▸ EXERCISE OBJECTIVE:
Seek out every line containing the word "true", and copy each.

▸ DATA PROVIDED:
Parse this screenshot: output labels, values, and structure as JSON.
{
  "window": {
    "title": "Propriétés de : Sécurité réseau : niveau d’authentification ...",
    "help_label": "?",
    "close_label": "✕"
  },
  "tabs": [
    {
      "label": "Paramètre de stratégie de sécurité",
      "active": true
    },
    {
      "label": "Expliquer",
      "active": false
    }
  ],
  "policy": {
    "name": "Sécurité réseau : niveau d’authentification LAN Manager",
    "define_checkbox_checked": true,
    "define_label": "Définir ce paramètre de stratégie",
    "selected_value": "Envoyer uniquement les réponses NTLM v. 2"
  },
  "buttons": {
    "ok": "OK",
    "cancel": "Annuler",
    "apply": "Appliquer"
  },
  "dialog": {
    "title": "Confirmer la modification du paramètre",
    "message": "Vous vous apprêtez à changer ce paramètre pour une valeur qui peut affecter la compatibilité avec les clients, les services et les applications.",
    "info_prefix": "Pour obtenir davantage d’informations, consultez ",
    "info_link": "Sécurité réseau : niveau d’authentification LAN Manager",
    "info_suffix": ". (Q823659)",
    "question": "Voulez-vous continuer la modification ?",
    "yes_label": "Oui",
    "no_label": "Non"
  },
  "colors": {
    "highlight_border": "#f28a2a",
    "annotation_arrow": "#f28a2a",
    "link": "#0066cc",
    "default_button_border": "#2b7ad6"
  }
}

▸ FULL ANSWER:
      "active": true
    "define_checkbox_checked": true,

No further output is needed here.